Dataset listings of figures
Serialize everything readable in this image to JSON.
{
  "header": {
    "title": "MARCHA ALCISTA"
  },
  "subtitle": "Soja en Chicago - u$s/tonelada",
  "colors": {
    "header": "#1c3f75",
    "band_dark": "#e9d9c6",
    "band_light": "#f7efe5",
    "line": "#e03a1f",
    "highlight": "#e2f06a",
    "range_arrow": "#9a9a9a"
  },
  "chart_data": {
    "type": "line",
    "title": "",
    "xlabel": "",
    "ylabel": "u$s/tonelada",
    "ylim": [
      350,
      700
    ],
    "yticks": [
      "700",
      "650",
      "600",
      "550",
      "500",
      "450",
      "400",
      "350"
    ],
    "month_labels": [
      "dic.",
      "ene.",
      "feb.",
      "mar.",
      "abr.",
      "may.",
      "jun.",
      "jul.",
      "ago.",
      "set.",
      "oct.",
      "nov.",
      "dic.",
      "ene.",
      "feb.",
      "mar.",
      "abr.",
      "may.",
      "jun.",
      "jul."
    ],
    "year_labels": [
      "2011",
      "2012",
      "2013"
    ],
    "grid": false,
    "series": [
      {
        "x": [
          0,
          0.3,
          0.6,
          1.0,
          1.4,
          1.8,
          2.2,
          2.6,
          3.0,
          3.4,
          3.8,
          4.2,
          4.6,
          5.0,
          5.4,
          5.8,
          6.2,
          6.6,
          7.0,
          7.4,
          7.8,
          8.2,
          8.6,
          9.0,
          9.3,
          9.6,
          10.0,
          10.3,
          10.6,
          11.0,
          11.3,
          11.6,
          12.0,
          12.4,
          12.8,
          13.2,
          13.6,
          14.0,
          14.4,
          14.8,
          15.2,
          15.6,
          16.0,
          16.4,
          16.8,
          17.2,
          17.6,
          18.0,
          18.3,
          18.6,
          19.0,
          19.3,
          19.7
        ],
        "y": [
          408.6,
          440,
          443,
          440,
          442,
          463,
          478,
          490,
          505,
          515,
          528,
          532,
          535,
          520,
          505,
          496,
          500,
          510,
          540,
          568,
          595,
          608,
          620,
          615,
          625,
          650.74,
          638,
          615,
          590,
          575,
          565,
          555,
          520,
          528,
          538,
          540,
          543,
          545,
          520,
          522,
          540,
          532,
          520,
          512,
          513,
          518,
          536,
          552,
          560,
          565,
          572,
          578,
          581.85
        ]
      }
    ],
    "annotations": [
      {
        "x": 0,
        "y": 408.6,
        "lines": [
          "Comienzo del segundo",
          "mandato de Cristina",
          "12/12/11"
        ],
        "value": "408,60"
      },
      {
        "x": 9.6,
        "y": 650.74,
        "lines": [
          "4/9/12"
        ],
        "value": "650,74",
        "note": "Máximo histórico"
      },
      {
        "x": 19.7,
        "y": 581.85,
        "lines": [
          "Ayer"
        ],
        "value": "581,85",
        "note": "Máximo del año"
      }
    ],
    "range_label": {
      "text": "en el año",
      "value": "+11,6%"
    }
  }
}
...
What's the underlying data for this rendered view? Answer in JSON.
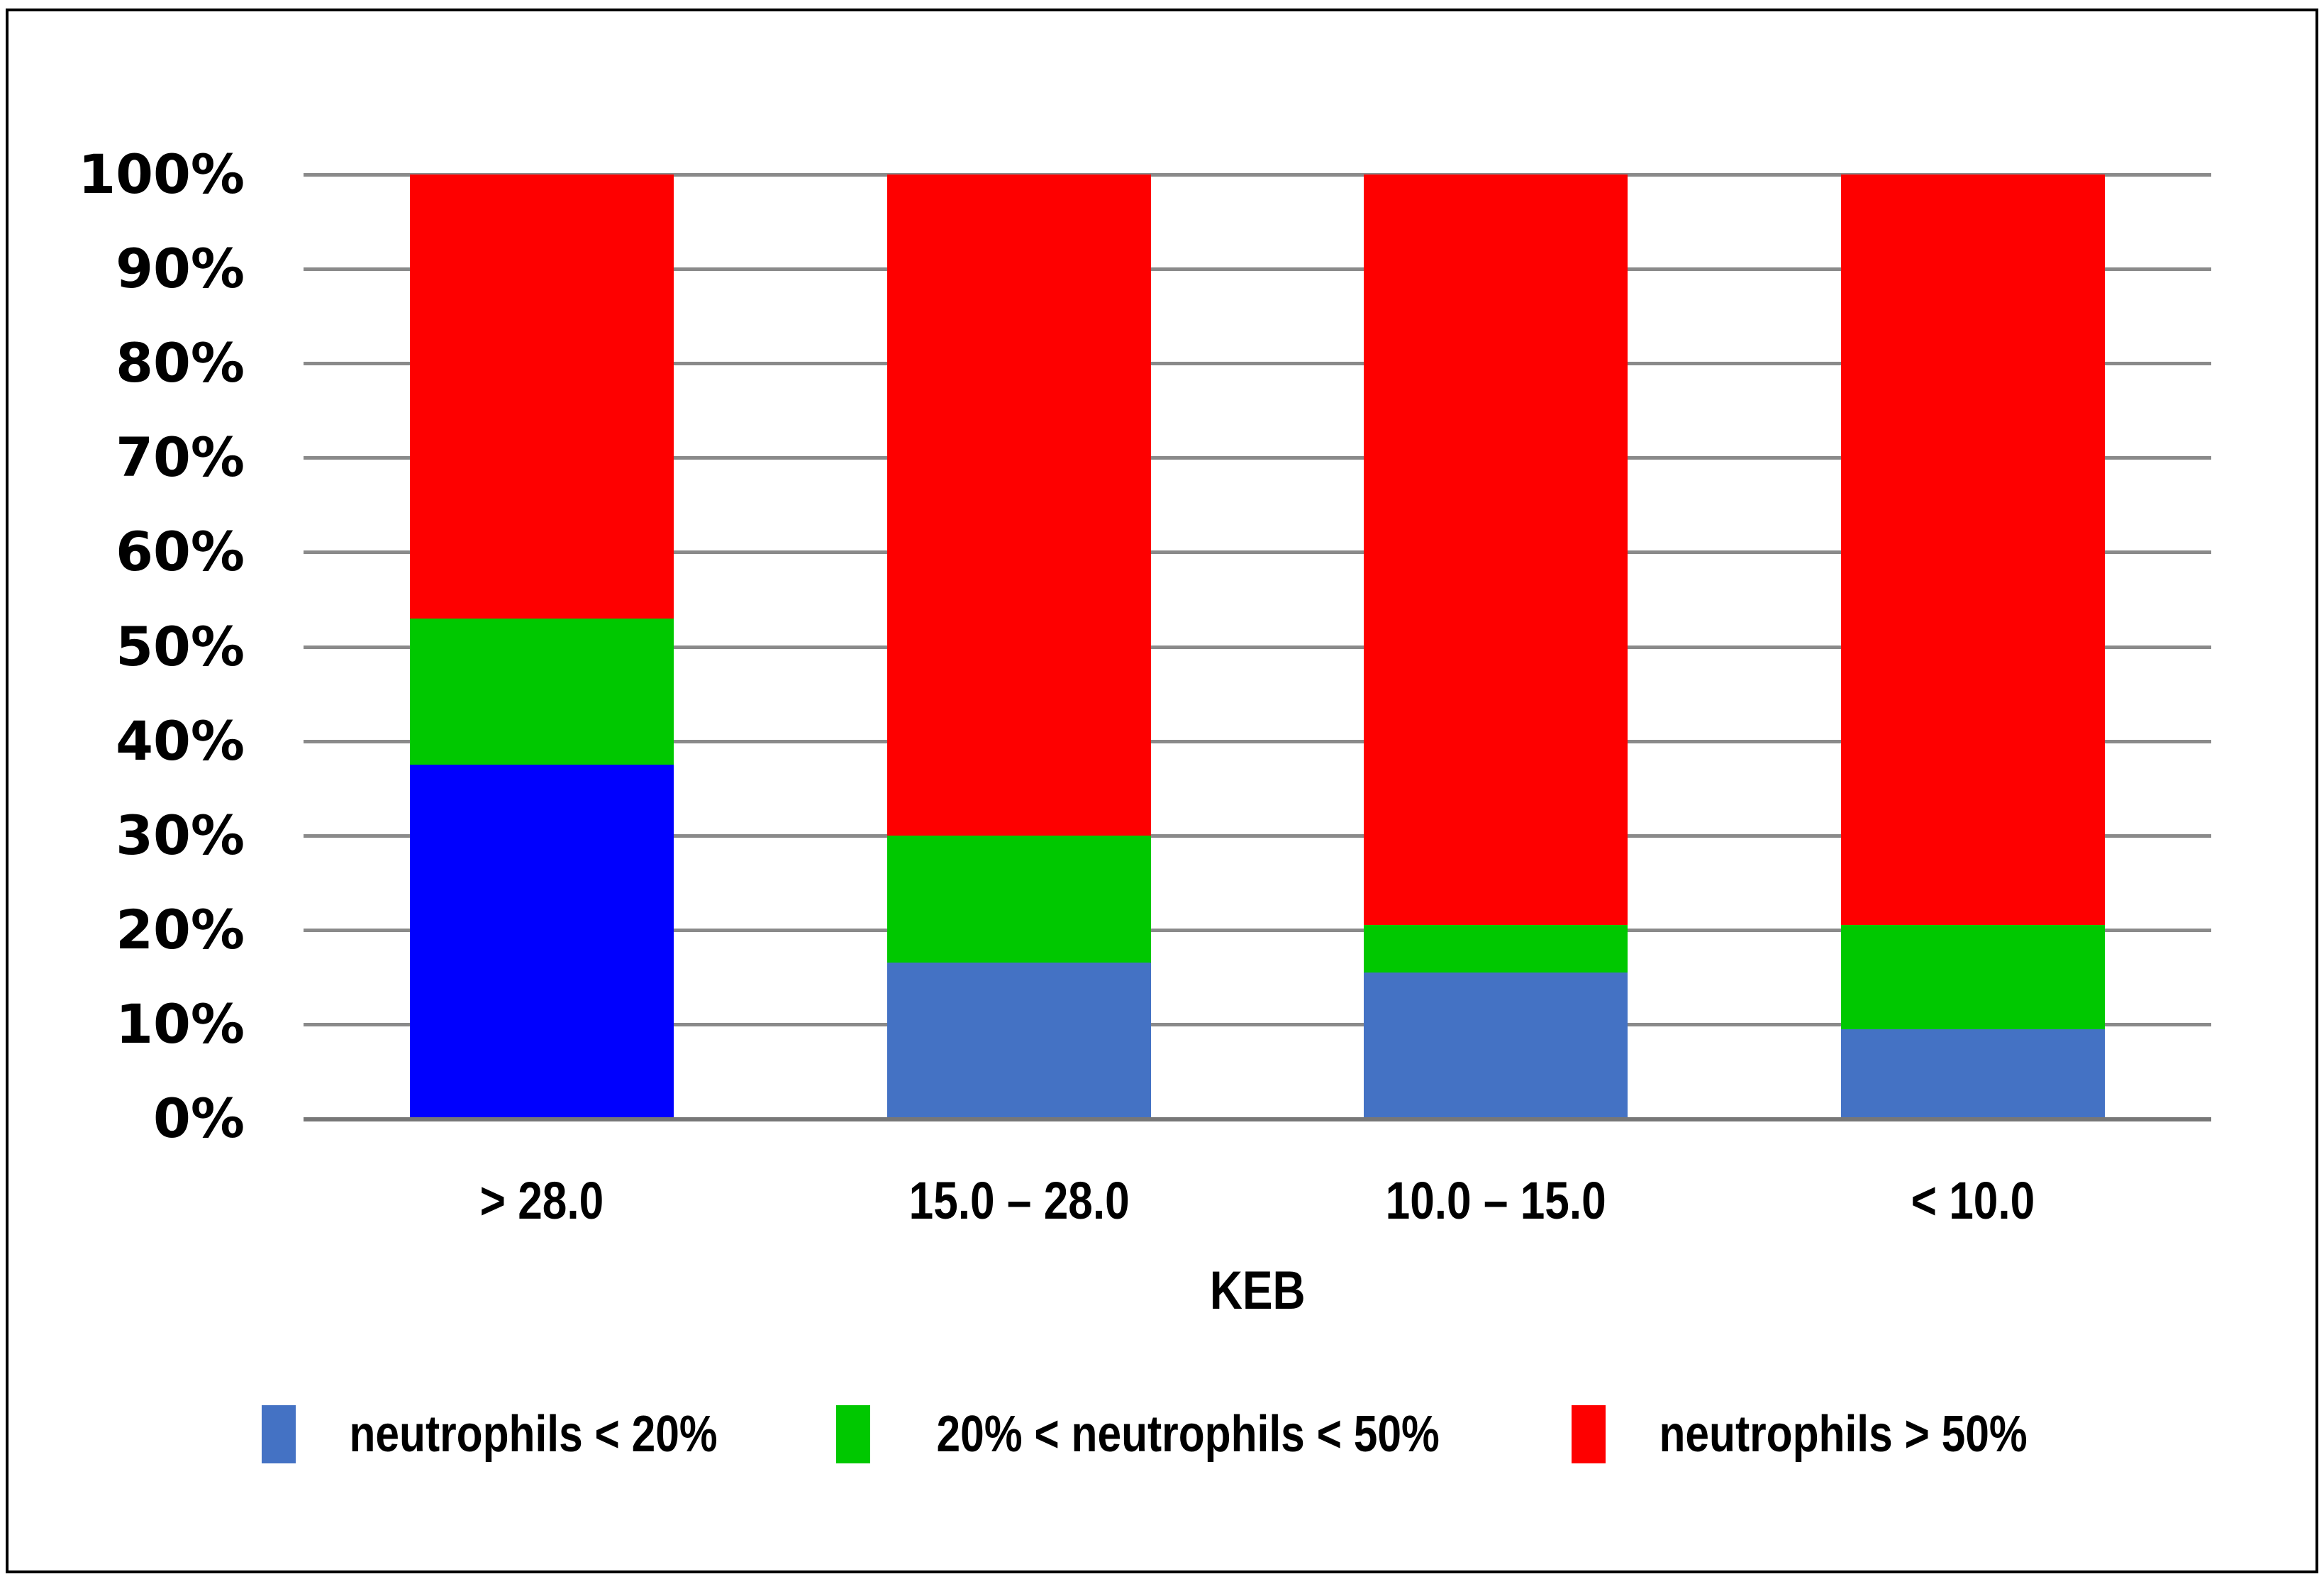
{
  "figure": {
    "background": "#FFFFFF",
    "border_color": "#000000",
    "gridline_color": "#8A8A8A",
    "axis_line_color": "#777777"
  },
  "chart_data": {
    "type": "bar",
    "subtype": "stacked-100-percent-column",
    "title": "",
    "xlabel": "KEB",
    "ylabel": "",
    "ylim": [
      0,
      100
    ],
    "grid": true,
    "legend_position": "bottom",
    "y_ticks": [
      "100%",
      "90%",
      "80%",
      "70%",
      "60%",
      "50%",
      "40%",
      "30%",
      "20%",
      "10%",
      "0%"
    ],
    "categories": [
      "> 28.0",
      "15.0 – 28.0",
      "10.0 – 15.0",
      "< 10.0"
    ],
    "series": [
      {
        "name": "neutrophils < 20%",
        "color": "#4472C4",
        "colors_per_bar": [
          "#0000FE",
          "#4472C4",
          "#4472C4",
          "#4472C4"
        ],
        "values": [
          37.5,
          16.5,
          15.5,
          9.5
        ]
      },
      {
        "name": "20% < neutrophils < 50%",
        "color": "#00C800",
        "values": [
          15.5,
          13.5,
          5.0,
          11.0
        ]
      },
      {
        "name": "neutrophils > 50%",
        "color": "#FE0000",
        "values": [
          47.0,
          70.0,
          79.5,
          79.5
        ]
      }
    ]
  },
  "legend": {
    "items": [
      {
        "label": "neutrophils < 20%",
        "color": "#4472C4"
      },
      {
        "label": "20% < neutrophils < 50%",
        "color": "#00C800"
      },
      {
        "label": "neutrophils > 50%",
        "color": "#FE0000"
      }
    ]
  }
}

REQUIRED WORK: Pick every line with "Máximo" in it and copy it.

WORKED SOLUTION:
        "note": "Máximo histórico"
        "note": "Máximo del año"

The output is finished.